** START Data for the task **

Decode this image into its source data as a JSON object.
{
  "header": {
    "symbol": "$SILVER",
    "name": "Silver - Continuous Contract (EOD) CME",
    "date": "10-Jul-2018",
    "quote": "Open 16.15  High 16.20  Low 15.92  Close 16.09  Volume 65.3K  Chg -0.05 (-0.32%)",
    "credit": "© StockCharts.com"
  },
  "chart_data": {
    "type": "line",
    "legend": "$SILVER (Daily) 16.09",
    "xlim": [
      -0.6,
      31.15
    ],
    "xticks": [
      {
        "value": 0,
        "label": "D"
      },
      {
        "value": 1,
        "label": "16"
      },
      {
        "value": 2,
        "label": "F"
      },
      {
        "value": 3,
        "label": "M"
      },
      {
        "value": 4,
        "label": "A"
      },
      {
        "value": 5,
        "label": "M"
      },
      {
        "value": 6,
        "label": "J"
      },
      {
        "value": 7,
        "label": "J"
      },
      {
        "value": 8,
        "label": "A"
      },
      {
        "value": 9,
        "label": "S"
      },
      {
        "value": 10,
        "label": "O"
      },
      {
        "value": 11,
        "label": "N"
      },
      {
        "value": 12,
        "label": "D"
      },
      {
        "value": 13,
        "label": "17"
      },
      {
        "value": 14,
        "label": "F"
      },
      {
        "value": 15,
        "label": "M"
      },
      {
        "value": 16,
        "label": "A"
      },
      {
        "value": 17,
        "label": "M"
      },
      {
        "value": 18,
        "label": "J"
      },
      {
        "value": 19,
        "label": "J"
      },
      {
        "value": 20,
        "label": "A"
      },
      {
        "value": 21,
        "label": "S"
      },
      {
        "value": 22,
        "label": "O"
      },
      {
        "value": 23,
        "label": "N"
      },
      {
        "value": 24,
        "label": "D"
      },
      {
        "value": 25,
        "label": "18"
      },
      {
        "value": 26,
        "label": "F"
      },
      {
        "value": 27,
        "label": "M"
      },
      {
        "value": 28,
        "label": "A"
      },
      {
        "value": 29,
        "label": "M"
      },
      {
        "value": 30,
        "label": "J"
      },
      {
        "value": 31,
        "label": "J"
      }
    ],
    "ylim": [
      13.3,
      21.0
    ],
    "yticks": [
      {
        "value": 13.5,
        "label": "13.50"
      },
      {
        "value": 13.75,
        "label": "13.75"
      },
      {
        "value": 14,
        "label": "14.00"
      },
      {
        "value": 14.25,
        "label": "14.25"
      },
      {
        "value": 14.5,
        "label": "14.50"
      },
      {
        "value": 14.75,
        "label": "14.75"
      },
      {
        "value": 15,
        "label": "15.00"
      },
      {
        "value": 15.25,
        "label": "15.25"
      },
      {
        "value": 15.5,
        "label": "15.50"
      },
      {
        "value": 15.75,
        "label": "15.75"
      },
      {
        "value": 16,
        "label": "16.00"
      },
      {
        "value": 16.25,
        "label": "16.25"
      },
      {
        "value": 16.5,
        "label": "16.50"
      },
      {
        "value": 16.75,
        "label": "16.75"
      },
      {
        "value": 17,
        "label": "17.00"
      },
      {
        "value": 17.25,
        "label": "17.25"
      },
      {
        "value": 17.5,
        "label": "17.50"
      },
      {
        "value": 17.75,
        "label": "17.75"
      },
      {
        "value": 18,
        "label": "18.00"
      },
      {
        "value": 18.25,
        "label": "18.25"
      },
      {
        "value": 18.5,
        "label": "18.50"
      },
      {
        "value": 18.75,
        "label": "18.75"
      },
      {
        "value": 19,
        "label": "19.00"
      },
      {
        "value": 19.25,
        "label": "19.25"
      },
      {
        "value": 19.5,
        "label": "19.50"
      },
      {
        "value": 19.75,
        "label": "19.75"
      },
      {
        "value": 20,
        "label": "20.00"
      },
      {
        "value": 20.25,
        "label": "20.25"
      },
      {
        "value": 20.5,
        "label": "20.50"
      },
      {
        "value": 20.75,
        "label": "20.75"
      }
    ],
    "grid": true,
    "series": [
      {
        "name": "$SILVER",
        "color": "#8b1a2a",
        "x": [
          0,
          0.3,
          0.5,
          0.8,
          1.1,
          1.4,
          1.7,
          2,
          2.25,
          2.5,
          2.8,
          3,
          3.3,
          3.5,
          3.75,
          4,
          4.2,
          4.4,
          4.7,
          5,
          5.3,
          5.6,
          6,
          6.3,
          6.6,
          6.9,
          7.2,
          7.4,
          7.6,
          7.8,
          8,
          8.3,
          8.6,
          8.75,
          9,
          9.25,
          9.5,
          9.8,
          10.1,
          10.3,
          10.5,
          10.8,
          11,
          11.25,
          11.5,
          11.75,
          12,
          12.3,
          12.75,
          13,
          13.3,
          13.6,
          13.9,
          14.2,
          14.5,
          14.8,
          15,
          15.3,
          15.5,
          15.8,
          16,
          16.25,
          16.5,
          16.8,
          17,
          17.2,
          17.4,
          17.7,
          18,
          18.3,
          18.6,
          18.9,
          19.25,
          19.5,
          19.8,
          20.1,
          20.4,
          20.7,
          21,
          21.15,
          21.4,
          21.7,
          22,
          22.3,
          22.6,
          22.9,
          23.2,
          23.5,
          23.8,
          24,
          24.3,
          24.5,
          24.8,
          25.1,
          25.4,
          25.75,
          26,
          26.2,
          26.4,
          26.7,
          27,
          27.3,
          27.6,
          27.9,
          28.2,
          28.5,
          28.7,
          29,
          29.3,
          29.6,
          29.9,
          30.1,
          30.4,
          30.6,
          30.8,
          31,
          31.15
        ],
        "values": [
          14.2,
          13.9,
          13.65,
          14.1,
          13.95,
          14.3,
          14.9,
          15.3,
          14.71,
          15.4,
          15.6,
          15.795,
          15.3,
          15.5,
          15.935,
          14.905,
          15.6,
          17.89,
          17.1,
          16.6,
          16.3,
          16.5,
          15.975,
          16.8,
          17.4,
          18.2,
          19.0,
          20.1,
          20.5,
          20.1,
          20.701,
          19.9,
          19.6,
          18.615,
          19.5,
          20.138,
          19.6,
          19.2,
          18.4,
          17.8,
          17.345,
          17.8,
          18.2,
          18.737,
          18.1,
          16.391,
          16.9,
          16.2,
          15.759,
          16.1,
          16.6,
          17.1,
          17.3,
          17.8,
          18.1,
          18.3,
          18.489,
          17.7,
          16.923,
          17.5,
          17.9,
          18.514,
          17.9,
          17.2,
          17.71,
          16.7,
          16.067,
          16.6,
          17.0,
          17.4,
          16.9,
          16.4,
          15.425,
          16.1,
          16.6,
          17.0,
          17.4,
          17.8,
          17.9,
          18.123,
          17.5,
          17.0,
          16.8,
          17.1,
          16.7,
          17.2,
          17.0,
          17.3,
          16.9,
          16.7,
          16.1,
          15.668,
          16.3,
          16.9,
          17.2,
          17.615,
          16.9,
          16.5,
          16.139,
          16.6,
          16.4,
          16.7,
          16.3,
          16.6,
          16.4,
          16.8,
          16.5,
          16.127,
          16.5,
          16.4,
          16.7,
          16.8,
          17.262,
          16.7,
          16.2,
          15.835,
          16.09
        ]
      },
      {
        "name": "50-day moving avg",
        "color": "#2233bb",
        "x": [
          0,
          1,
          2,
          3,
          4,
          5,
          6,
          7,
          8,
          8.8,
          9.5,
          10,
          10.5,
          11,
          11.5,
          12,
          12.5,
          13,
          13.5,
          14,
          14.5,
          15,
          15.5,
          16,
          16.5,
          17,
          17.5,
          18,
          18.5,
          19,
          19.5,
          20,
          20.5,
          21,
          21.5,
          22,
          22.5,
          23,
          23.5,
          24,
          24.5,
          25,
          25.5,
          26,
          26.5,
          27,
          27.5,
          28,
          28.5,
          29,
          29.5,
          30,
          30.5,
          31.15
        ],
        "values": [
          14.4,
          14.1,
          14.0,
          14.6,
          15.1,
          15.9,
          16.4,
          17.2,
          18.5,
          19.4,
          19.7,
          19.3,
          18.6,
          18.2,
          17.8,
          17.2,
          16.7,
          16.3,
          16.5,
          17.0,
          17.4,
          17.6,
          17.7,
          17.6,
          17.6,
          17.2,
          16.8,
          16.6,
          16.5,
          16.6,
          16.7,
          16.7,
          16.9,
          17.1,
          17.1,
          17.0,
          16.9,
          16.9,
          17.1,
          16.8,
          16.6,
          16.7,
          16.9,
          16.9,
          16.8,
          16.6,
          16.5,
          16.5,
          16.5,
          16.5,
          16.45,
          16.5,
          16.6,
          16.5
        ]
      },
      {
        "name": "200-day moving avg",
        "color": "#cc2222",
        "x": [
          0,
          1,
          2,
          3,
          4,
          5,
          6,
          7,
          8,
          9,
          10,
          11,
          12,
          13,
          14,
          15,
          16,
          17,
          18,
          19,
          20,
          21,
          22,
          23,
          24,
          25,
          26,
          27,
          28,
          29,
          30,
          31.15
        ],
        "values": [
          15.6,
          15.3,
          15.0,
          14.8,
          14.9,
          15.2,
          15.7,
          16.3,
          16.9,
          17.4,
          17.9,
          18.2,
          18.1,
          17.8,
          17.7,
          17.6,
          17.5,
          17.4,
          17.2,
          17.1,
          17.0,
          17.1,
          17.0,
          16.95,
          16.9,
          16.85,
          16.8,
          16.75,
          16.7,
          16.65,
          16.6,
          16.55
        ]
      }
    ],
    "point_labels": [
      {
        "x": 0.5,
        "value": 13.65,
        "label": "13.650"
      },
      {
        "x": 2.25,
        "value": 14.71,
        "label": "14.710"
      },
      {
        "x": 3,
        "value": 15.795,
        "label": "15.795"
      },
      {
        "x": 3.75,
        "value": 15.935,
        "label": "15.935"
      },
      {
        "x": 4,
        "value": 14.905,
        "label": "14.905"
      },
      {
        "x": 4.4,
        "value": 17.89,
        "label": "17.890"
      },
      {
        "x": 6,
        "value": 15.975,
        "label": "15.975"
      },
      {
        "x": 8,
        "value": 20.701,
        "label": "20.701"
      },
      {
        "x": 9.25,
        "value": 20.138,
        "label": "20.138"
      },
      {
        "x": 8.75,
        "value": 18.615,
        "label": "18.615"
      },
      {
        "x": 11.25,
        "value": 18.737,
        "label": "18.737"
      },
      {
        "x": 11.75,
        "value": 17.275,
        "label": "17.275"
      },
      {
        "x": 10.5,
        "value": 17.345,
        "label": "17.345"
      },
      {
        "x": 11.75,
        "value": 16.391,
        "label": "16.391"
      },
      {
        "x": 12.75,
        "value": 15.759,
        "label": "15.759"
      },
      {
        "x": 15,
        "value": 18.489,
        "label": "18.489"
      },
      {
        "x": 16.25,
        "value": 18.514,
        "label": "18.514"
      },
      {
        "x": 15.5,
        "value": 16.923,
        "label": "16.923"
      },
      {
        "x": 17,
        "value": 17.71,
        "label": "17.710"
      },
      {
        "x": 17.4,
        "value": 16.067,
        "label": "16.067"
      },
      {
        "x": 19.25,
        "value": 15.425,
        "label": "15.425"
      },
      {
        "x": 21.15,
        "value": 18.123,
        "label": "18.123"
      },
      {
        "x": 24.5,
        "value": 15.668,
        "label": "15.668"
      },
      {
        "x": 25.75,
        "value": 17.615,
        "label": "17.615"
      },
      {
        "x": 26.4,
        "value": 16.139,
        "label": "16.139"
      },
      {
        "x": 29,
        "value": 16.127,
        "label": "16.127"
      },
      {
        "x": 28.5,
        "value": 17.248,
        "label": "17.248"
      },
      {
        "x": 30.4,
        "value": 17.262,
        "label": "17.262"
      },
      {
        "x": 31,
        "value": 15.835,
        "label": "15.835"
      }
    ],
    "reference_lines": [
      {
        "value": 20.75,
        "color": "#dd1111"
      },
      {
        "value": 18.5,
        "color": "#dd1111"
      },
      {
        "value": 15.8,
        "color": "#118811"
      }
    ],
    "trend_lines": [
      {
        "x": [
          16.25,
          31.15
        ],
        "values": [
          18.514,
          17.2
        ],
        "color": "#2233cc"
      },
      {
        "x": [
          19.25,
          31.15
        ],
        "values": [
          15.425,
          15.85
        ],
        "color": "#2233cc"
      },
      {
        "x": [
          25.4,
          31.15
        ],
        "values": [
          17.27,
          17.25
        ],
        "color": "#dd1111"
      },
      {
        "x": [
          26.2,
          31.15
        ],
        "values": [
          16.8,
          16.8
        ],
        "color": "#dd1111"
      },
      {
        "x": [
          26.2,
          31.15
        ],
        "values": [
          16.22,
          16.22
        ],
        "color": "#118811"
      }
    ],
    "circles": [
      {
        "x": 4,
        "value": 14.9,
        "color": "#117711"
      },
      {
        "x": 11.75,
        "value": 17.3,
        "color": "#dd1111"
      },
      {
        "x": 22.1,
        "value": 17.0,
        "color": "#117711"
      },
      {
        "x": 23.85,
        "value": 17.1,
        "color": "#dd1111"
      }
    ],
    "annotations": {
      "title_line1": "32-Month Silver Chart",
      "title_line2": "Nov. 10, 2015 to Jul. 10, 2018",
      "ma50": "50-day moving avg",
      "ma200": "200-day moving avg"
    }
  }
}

** END Data for the task **

▸ Set task:
Check each line in the records for the word "name" and say how many have it, with nothing else.

▸ Worked answer:
4